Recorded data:
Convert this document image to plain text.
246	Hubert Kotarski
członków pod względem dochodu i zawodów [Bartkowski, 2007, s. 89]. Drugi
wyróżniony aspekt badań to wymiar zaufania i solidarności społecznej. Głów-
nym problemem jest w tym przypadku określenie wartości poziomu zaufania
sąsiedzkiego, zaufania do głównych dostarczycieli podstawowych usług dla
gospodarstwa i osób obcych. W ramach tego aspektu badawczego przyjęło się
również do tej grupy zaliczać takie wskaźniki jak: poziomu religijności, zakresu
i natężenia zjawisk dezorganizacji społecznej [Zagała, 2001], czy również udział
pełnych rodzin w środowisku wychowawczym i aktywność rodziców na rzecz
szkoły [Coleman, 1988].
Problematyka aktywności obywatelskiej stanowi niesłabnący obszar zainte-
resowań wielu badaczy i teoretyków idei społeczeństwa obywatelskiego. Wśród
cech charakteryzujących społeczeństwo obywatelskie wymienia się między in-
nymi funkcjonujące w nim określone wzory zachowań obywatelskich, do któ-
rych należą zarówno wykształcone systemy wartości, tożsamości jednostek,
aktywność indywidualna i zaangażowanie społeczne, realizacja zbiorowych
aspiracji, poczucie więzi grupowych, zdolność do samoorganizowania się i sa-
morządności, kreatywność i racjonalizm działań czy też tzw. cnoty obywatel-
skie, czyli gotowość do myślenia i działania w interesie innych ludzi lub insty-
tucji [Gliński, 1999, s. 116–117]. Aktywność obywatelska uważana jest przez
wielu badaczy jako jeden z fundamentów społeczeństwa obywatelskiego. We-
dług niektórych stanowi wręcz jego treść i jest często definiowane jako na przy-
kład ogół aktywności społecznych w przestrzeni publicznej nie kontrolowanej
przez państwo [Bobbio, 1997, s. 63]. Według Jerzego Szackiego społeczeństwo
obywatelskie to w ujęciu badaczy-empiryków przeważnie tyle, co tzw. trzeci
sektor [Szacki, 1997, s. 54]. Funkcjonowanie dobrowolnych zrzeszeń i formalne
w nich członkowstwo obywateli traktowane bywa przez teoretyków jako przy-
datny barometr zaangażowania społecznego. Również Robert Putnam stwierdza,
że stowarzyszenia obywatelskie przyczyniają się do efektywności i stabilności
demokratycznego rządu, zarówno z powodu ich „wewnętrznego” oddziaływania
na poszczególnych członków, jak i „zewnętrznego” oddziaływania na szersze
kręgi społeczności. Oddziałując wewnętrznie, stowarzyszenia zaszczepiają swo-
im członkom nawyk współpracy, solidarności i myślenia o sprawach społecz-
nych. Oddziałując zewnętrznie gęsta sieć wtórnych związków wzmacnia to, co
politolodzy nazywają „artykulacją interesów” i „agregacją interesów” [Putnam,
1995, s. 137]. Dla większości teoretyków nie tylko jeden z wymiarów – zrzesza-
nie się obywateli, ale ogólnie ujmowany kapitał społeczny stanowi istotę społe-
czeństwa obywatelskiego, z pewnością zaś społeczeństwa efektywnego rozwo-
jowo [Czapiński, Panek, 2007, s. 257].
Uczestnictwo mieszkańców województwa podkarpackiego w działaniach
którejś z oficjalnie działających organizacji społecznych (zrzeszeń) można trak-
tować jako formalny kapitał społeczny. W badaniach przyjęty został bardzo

What you need to do.
Repeat the material word for word, in full.

Full output.
Convert this document image to plain text.
246	Hubert Kotarski
członków pod względem dochodu i zawodów [Bartkowski, 2007, s. 89]. Drugi
wyróżniony aspekt badań to wymiar zaufania i solidarności społecznej. Głów-
nym problemem jest w tym przypadku określenie wartości poziomu zaufania
sąsiedzkiego, zaufania do głównych dostarczycieli podstawowych usług dla
gospodarstwa i osób obcych. W ramach tego aspektu badawczego przyjęło się
również do tej grupy zaliczać takie wskaźniki jak: poziomu religijności, zakresu
i natężenia zjawisk dezorganizacji społecznej [Zagała, 2001], czy również udział
pełnych rodzin w środowisku wychowawczym i aktywność rodziców na rzecz
szkoły [Coleman, 1988].
Problematyka aktywności obywatelskiej stanowi niesłabnący obszar zainte-
resowań wielu badaczy i teoretyków idei społeczeństwa obywatelskiego. Wśród
cech charakteryzujących społeczeństwo obywatelskie wymienia się między in-
nymi funkcjonujące w nim określone wzory zachowań obywatelskich, do któ-
rych należą zarówno wykształcone systemy wartości, tożsamości jednostek,
aktywność indywidualna i zaangażowanie społeczne, realizacja zbiorowych
aspiracji, poczucie więzi grupowych, zdolność do samoorganizowania się i sa-
morządności, kreatywność i racjonalizm działań czy też tzw. cnoty obywatel-
skie, czyli gotowość do myślenia i działania w interesie innych ludzi lub insty-
tucji [Gliński, 1999, s. 116–117]. Aktywność obywatelska uważana jest przez
wielu badaczy jako jeden z fundamentów społeczeństwa obywatelskiego. We-
dług niektórych stanowi wręcz jego treść i jest często definiowane jako na przy-
kład ogół aktywności społecznych w przestrzeni publicznej nie kontrolowanej
przez państwo [Bobbio, 1997, s. 63]. Według Jerzego Szackiego społeczeństwo
obywatelskie to w ujęciu badaczy-empiryków przeważnie tyle, co tzw. trzeci
sektor [Szacki, 1997, s. 54]. Funkcjonowanie dobrowolnych zrzeszeń i formalne
w nich członkowstwo obywateli traktowane bywa przez teoretyków jako przy-
datny barometr zaangażowania społecznego. Również Robert Putnam stwierdza,
że stowarzyszenia obywatelskie przyczyniają się do efektywności i stabilności
demokratycznego rządu, zarówno z powodu ich „wewnętrznego” oddziaływania
na poszczególnych członków, jak i „zewnętrznego” oddziaływania na szersze
kręgi społeczności. Oddziałując wewnętrznie, stowarzyszenia zaszczepiają swo-
im członkom nawyk współpracy, solidarności i myślenia o sprawach społecz-
nych. Oddziałując zewnętrznie gęsta sieć wtórnych związków wzmacnia to, co
politolodzy nazywają „artykulacją interesów” i „agregacją interesów” [Putnam,
1995, s. 137]. Dla większości teoretyków nie tylko jeden z wymiarów – zrzesza-
nie się obywateli, ale ogólnie ujmowany kapitał społeczny stanowi istotę społe-
czeństwa obywatelskiego, z pewnością zaś społeczeństwa efektywnego rozwo-
jowo [Czapiński, Panek, 2007, s. 257].
Uczestnictwo mieszkańców województwa podkarpackiego w działaniach
którejś z oficjalnie działających organizacji społecznych (zrzeszeń) można trak-
tować jako formalny kapitał społeczny. W badaniach przyjęty został bardzo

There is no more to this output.